----- EXCERPTED DATA

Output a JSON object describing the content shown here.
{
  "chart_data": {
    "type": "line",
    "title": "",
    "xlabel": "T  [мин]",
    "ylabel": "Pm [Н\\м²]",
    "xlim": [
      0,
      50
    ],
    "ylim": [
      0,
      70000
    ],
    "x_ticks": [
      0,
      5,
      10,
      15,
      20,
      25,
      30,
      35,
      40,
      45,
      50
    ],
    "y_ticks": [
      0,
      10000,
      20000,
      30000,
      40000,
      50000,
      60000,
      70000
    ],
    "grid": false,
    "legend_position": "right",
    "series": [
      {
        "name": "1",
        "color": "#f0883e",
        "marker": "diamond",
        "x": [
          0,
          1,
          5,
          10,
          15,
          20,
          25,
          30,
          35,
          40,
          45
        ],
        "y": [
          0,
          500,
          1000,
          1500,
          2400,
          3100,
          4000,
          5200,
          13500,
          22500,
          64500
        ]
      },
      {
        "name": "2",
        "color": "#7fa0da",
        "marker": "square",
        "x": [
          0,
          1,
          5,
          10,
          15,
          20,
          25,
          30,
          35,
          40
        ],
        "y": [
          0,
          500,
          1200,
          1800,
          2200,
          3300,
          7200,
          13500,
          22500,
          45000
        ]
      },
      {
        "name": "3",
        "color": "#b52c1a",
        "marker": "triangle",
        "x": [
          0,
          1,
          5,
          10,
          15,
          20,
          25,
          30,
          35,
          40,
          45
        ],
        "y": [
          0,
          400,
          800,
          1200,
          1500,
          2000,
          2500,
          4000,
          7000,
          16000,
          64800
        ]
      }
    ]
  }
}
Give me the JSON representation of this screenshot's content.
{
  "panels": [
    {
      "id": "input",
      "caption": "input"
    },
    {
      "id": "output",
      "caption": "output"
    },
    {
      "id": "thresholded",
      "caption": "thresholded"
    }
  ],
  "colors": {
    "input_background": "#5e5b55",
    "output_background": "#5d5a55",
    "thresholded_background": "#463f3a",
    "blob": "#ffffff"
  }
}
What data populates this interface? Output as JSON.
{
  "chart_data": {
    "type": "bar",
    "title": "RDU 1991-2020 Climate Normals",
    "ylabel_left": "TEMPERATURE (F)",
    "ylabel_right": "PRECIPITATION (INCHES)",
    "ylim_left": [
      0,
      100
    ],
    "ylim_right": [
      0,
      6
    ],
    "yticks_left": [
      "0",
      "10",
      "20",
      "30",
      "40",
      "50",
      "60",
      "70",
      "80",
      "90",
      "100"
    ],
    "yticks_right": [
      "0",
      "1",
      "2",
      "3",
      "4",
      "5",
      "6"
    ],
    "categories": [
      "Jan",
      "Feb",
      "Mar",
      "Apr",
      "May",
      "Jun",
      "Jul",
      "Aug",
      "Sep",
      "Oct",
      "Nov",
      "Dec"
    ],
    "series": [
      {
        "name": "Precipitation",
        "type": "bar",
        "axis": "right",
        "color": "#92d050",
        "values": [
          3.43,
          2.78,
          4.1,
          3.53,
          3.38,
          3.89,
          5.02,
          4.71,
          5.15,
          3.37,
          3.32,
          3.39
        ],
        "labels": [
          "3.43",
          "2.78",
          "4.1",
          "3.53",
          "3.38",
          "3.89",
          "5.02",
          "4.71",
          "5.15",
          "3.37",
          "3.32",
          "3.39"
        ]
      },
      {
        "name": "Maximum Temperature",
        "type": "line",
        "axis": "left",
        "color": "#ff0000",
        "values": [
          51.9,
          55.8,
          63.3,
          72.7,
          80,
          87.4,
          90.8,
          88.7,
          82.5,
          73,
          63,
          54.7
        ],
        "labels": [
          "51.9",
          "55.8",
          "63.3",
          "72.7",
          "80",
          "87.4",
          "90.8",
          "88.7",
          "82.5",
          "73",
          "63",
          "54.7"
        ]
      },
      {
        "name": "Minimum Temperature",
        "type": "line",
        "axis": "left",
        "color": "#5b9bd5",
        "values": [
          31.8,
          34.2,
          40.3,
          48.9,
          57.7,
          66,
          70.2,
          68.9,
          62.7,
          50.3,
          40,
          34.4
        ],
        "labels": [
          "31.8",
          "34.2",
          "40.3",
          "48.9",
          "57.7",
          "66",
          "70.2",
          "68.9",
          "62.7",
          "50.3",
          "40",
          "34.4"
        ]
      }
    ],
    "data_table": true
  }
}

----------

REQUIREMENT: From the listing above, reproduce all the lines exactly.

WRITTEN REPLY:
Output a JSON object describing the content shown here.
{
  "chart_data": {
    "type": "line",
    "title": "",
    "xlabel": "T  [мин]",
    "ylabel": "Pm [Н\\м²]",
    "xlim": [
      0,
      50
    ],
    "ylim": [
      0,
      70000
    ],
    "x_ticks": [
      0,
      5,
      10,
      15,
      20,
      25,
      30,
      35,
      40,
      45,
      50
    ],
    "y_ticks": [
      0,
      10000,
      20000,
      30000,
      40000,
      50000,
      60000,
      70000
    ],
    "grid": false,
    "legend_position": "right",
    "series": [
      {
        "name": "1",
        "color": "#f0883e",
        "marker": "diamond",
        "x": [
          0,
          1,
          5,
          10,
          15,
          20,
          25,
          30,
          35,
          40,
          45
        ],
        "y": [
          0,
          500,
          1000,
          1500,
          2400,
          3100,
          4000,
          5200,
          13500,
          22500,
          64500
        ]
      },
      {
        "name": "2",
        "color": "#7fa0da",
        "marker": "square",
        "x": [
          0,
          1,
          5,
          10,
          15,
          20,
          25,
          30,
          35,
          40
        ],
        "y": [
          0,
          500,
          1200,
          1800,
          2200,
          3300,
          7200,
          13500,
          22500,
          45000
        ]
      },
      {
        "name": "3",
        "color": "#b52c1a",
        "marker": "triangle",
        "x": [
          0,
          1,
          5,
          10,
          15,
          20,
          25,
          30,
          35,
          40,
          45
        ],
        "y": [
          0,
          400,
          800,
          1200,
          1500,
          2000,
          2500,
          4000,
          7000,
          16000,
          64800
        ]
      }
    ]
  }
}
Give me the JSON representation of this screenshot's content.
{
  "panels": [
    {
      "id": "input",
      "caption": "input"
    },
    {
      "id": "output",
      "caption": "output"
    },
    {
      "id": "thresholded",
      "caption": "thresholded"
    }
  ],
  "colors": {
    "input_background": "#5e5b55",
    "output_background": "#5d5a55",
    "thresholded_background": "#463f3a",
    "blob": "#ffffff"
  }
}
What data populates this interface? Output as JSON.
{
  "chart_data": {
    "type": "bar",
    "title": "RDU 1991-2020 Climate Normals",
    "ylabel_left": "TEMPERATURE (F)",
    "ylabel_right": "PRECIPITATION (INCHES)",
    "ylim_left": [
      0,
      100
    ],
    "ylim_right": [
      0,
      6
    ],
    "yticks_left": [
      "0",
      "10",
      "20",
      "30",
      "40",
      "50",
      "60",
      "70",
      "80",
      "90",
      "100"
    ],
    "yticks_right": [
      "0",
      "1",
      "2",
      "3",
      "4",
      "5",
      "6"
    ],
    "categories": [
      "Jan",
      "Feb",
      "Mar",
      "Apr",
      "May",
      "Jun",
      "Jul",
      "Aug",
      "Sep",
      "Oct",
      "Nov",
      "Dec"
    ],
    "series": [
      {
        "name": "Precipitation",
        "type": "bar",
        "axis": "right",
        "color": "#92d050",
        "values": [
          3.43,
          2.78,
          4.1,
          3.53,
          3.38,
          3.89,
          5.02,
          4.71,
          5.15,
          3.37,
          3.32,
          3.39
        ],
        "labels": [
          "3.43",
          "2.78",
          "4.1",
          "3.53",
          "3.38",
          "3.89",
          "5.02",
          "4.71",
          "5.15",
          "3.37",
          "3.32",
          "3.39"
        ]
      },
      {
        "name": "Maximum Temperature",
        "type": "line",
        "axis": "left",
        "color": "#ff0000",
        "values": [
          51.9,
          55.8,
          63.3,
          72.7,
          80,
          87.4,
          90.8,
          88.7,
          82.5,
          73,
          63,
          54.7
        ],
        "labels": [
          "51.9",
          "55.8",
          "63.3",
          "72.7",
          "80",
          "87.4",
          "90.8",
          "88.7",
          "82.5",
          "73",
          "63",
          "54.7"
        ]
      },
      {
        "name": "Minimum Temperature",
        "type": "line",
        "axis": "left",
        "color": "#5b9bd5",
        "values": [
          31.8,
          34.2,
          40.3,
          48.9,
          57.7,
          66,
          70.2,
          68.9,
          62.7,
          50.3,
          40,
          34.4
        ],
        "labels": [
          "31.8",
          "34.2",
          "40.3",
          "48.9",
          "57.7",
          "66",
          "70.2",
          "68.9",
          "62.7",
          "50.3",
          "40",
          "34.4"
        ]
      }
    ],
    "data_table": true
  }
}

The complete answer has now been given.